> Exercise goal: Every line below that holds the string "image" should be copied out.

* BEGIN Exercise data *

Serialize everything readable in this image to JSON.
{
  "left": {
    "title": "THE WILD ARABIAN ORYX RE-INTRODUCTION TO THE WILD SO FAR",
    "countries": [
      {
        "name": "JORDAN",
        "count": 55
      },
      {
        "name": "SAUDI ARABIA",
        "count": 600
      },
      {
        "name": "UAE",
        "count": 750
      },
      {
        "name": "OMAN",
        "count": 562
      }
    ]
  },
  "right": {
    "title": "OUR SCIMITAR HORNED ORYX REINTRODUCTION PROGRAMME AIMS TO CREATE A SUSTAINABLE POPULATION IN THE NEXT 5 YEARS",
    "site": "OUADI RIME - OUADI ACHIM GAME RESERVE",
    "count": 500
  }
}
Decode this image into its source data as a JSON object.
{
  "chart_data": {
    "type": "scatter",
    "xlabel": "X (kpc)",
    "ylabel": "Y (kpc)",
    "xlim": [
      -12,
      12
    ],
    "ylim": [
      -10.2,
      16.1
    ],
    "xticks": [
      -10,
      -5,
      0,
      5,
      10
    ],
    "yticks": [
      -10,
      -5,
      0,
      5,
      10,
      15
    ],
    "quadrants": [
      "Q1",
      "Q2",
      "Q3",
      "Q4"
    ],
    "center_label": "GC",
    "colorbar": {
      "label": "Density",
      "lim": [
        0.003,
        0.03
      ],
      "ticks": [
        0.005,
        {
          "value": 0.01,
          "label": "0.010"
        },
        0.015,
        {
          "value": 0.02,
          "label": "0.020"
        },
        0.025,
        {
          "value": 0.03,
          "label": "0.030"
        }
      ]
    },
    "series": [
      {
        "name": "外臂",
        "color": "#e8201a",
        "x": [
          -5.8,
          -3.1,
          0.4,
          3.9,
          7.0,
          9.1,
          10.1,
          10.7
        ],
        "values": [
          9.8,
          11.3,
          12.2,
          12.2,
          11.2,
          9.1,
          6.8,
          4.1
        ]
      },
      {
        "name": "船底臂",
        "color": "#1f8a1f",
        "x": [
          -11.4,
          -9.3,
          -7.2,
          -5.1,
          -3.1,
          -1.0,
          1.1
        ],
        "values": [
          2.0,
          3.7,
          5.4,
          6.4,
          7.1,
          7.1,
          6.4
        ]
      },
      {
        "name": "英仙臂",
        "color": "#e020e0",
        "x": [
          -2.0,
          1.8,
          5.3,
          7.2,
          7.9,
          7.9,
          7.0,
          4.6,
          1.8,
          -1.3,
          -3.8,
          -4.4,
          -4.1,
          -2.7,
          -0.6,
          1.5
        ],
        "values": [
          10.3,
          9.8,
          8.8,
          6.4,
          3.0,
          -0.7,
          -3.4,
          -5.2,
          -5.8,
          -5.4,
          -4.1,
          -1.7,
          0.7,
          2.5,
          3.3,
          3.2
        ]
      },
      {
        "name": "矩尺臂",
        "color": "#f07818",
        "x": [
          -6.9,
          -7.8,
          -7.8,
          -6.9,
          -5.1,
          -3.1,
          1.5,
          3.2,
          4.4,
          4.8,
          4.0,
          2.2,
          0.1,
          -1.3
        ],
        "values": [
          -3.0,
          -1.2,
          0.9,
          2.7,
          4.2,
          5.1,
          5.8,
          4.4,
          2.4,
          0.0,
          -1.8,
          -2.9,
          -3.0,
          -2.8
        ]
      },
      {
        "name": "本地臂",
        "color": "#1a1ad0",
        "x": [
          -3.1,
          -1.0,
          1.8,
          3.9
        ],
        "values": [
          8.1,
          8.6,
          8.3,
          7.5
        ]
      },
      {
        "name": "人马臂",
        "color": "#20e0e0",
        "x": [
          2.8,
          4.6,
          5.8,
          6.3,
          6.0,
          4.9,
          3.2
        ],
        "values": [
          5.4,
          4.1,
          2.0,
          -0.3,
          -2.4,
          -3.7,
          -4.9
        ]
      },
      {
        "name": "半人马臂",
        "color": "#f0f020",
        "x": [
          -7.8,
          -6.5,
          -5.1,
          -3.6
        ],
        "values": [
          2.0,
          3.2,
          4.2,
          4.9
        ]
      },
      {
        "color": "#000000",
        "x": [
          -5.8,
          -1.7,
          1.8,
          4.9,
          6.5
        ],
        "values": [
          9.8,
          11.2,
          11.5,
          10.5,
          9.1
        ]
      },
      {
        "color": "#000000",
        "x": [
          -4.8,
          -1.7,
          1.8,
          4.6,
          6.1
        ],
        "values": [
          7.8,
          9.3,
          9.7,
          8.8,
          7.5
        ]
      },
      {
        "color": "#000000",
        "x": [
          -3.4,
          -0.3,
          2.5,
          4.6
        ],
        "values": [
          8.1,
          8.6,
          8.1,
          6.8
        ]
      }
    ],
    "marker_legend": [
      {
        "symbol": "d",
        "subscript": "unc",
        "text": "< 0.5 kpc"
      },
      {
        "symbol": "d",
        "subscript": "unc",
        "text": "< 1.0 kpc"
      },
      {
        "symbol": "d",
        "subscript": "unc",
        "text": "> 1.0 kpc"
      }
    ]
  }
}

* END Exercise data *

> Finished answer:
Serialize everything readable in this image to JSON.
Decode this image into its source data as a JSON object.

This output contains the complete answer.